----- Dataset rows -----

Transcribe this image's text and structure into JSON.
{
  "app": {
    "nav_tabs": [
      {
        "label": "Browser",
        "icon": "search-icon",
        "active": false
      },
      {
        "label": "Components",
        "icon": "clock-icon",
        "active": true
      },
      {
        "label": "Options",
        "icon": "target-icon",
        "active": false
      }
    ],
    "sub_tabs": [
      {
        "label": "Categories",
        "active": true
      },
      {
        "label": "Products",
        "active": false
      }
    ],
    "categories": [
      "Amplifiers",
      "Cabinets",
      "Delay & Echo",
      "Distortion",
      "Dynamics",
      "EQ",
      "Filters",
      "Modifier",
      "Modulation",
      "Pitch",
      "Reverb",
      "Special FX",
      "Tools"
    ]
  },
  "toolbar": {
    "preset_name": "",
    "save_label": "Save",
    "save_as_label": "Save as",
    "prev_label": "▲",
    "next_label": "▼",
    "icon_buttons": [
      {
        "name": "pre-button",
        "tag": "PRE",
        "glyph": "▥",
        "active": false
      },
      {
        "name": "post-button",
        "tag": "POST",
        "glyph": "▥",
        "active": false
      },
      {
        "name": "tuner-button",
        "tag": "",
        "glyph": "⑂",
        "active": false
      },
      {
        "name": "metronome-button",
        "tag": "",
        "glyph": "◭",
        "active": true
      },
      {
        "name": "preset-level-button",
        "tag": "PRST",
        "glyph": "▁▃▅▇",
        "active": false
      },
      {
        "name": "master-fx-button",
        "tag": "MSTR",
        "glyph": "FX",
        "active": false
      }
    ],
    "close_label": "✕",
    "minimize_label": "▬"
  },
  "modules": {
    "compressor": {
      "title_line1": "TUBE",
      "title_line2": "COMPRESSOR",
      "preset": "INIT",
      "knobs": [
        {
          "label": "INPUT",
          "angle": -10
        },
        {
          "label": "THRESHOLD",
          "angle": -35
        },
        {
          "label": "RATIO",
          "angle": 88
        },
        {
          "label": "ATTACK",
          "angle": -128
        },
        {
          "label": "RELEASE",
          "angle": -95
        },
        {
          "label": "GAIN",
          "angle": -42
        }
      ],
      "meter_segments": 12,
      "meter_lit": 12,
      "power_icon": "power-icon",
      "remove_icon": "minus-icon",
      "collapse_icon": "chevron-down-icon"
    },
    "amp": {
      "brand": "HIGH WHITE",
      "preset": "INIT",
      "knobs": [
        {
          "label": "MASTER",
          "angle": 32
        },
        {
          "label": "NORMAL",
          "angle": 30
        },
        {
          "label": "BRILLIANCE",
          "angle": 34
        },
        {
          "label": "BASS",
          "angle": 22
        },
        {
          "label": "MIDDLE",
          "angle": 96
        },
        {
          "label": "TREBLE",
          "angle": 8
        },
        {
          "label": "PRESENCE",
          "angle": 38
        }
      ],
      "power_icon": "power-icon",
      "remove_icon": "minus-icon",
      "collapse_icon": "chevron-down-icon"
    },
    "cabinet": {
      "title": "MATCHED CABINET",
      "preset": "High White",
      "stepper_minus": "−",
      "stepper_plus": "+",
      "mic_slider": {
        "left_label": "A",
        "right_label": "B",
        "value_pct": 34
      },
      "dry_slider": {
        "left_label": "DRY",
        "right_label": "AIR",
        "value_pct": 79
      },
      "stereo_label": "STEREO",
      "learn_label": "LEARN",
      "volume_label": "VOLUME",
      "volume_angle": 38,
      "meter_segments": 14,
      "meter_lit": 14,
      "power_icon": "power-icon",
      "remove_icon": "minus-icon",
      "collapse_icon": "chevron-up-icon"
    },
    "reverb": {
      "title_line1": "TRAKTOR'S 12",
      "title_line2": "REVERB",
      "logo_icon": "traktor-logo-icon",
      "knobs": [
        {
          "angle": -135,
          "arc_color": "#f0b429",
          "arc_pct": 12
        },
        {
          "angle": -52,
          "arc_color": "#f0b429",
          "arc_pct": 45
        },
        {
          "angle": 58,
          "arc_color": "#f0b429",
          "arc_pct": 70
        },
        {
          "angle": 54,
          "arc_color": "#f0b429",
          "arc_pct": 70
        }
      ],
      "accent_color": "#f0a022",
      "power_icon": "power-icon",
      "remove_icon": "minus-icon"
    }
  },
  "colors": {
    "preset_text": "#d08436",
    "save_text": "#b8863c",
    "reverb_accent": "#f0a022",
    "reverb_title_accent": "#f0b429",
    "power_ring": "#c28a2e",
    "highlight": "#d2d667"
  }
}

-----

• Set exercise: Each line in the material above must be retyped without alteration.

• Solution to this task:
Transcribe this image's text and structure into JSON.
{
  "app": {
    "nav_tabs": [
      {
        "label": "Browser",
        "icon": "search-icon",
        "active": false
      },
      {
        "label": "Components",
        "icon": "clock-icon",
        "active": true
      },
      {
        "label": "Options",
        "icon": "target-icon",
        "active": false
      }
    ],
    "sub_tabs": [
      {
        "label": "Categories",
        "active": true
      },
      {
        "label": "Products",
        "active": false
      }
    ],
    "categories": [
      "Amplifiers",
      "Cabinets",
      "Delay & Echo",
      "Distortion",
      "Dynamics",
      "EQ",
      "Filters",
      "Modifier",
      "Modulation",
      "Pitch",
      "Reverb",
      "Special FX",
      "Tools"
    ]
  },
  "toolbar": {
    "preset_name": "",
    "save_label": "Save",
    "save_as_label": "Save as",
    "prev_label": "▲",
    "next_label": "▼",
    "icon_buttons": [
      {
        "name": "pre-button",
        "tag": "PRE",
        "glyph": "▥",
        "active": false
      },
      {
        "name": "post-button",
        "tag": "POST",
        "glyph": "▥",
        "active": false
      },
      {
        "name": "tuner-button",
        "tag": "",
        "glyph": "⑂",
        "active": false
      },
      {
        "name": "metronome-button",
        "tag": "",
        "glyph": "◭",
        "active": true
      },
      {
        "name": "preset-level-button",
        "tag": "PRST",
        "glyph": "▁▃▅▇",
        "active": false
      },
      {
        "name": "master-fx-button",
        "tag": "MSTR",
        "glyph": "FX",
        "active": false
      }
    ],
    "close_label": "✕",
    "minimize_label": "▬"
  },
  "modules": {
    "compressor": {
      "title_line1": "TUBE",
      "title_line2": "COMPRESSOR",
      "preset": "INIT",
      "knobs": [
        {
          "label": "INPUT",
          "angle": -10
        },
        {
          "label": "THRESHOLD",
          "angle": -35
        },
        {
          "label": "RATIO",
          "angle": 88
        },
        {
          "label": "ATTACK",
          "angle": -128
        },
        {
          "label": "RELEASE",
          "angle": -95
        },
        {
          "label": "GAIN",
          "angle": -42
        }
      ],
      "meter_segments": 12,
      "meter_lit": 12,
      "power_icon": "power-icon",
      "remove_icon": "minus-icon",
      "collapse_icon": "chevron-down-icon"
    },
    "amp": {
      "brand": "HIGH WHITE",
      "preset": "INIT",
      "knobs": [
        {
          "label": "MASTER",
          "angle": 32
        },
        {
          "label": "NORMAL",
          "angle": 30
        },
        {
          "label": "BRILLIANCE",
          "angle": 34
        },
        {
          "label": "BASS",
          "angle": 22
        },
        {
          "label": "MIDDLE",
          "angle": 96
        },
        {
          "label": "TREBLE",
          "angle": 8
        },
        {
          "label": "PRESENCE",
          "angle": 38
        }
      ],
      "power_icon": "power-icon",
      "remove_icon": "minus-icon",
      "collapse_icon": "chevron-down-icon"
    },
    "cabinet": {
      "title": "MATCHED CABINET",
      "preset": "High White",
      "stepper_minus": "−",
      "stepper_plus": "+",
      "mic_slider": {
        "left_label": "A",
        "right_label": "B",
        "value_pct": 34
      },
      "dry_slider": {
        "left_label": "DRY",
        "right_label": "AIR",
        "value_pct": 79
      },
      "stereo_label": "STEREO",
      "learn_label": "LEARN",
      "volume_label": "VOLUME",
      "volume_angle": 38,
      "meter_segments": 14,
      "meter_lit": 14,
      "power_icon": "power-icon",
      "remove_icon": "minus-icon",
      "collapse_icon": "chevron-up-icon"
    },
    "reverb": {
      "title_line1": "TRAKTOR'S 12",
      "title_line2": "REVERB",
      "logo_icon": "traktor-logo-icon",
      "knobs": [
        {
          "angle": -135,
          "arc_color": "#f0b429",
          "arc_pct": 12
        },
        {
          "angle": -52,
          "arc_color": "#f0b429",
          "arc_pct": 45
        },
        {
          "angle": 58,
          "arc_color": "#f0b429",
          "arc_pct": 70
        },
        {
          "angle": 54,
          "arc_color": "#f0b429",
          "arc_pct": 70
        }
      ],
      "accent_color": "#f0a022",
      "power_icon": "power-icon",
      "remove_icon": "minus-icon"
    }
  },
  "colors": {
    "preset_text": "#d08436",
    "save_text": "#b8863c",
    "reverb_accent": "#f0a022",
    "reverb_title_accent": "#f0b429",
    "power_ring": "#c28a2e",
    "highlight": "#d2d667"
  }
}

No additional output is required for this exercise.